» **Supplied entries**
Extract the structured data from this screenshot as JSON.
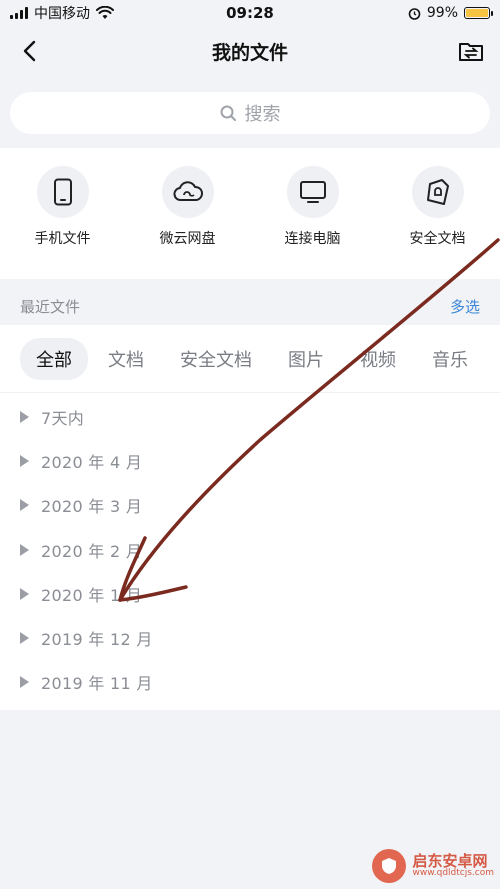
{
  "status_bar": {
    "carrier": "中国移动",
    "time": "09:28",
    "battery": "99%",
    "battery_level": 0.99
  },
  "nav": {
    "title": "我的文件",
    "back_icon": "back-chevron-icon",
    "right_icon": "file-transfer-icon"
  },
  "search": {
    "placeholder": "搜索"
  },
  "quick_actions": [
    {
      "label": "手机文件",
      "icon": "phone-icon"
    },
    {
      "label": "微云网盘",
      "icon": "cloud-icon"
    },
    {
      "label": "连接电脑",
      "icon": "monitor-icon"
    },
    {
      "label": "安全文档",
      "icon": "secure-doc-icon"
    }
  ],
  "recent": {
    "title": "最近文件",
    "multi_select": "多选"
  },
  "tabs": [
    {
      "label": "全部",
      "active": true
    },
    {
      "label": "文档",
      "active": false
    },
    {
      "label": "安全文档",
      "active": false
    },
    {
      "label": "图片",
      "active": false
    },
    {
      "label": "视频",
      "active": false
    },
    {
      "label": "音乐",
      "active": false
    }
  ],
  "groups": [
    {
      "label": "7天内"
    },
    {
      "label": "2020 年 4 月"
    },
    {
      "label": "2020 年 3 月"
    },
    {
      "label": "2020 年 2 月"
    },
    {
      "label": "2020 年 1 月"
    },
    {
      "label": "2019 年 12 月"
    },
    {
      "label": "2019 年 11 月"
    }
  ],
  "annotation": {
    "arrow_color": "#7a2a1f"
  },
  "watermark": {
    "title": "启东安卓网",
    "url": "www.qdldtcjs.com",
    "logo_color": "#e0583f"
  }
}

» **Short task**
Transcribe every line from the records above without alteration, and leave out the images.

» **Solution**
Extract the structured data from this screenshot as JSON.
{
  "status_bar": {
    "carrier": "中国移动",
    "time": "09:28",
    "battery": "99%",
    "battery_level": 0.99
  },
  "nav": {
    "title": "我的文件",
    "back_icon": "back-chevron-icon",
    "right_icon": "file-transfer-icon"
  },
  "search": {
    "placeholder": "搜索"
  },
  "quick_actions": [
    {
      "label": "手机文件",
      "icon": "phone-icon"
    },
    {
      "label": "微云网盘",
      "icon": "cloud-icon"
    },
    {
      "label": "连接电脑",
      "icon": "monitor-icon"
    },
    {
      "label": "安全文档",
      "icon": "secure-doc-icon"
    }
  ],
  "recent": {
    "title": "最近文件",
    "multi_select": "多选"
  },
  "tabs": [
    {
      "label": "全部",
      "active": true
    },
    {
      "label": "文档",
      "active": false
    },
    {
      "label": "安全文档",
      "active": false
    },
    {
      "label": "图片",
      "active": false
    },
    {
      "label": "视频",
      "active": false
    },
    {
      "label": "音乐",
      "active": false
    }
  ],
  "groups": [
    {
      "label": "7天内"
    },
    {
      "label": "2020 年 4 月"
    },
    {
      "label": "2020 年 3 月"
    },
    {
      "label": "2020 年 2 月"
    },
    {
      "label": "2020 年 1 月"
    },
    {
      "label": "2019 年 12 月"
    },
    {
      "label": "2019 年 11 月"
    }
  ],
  "annotation": {
    "arrow_color": "#7a2a1f"
  },
  "watermark": {
    "title": "启东安卓网",
    "url": "www.qdldtcjs.com",
    "logo_color": "#e0583f"
  }
}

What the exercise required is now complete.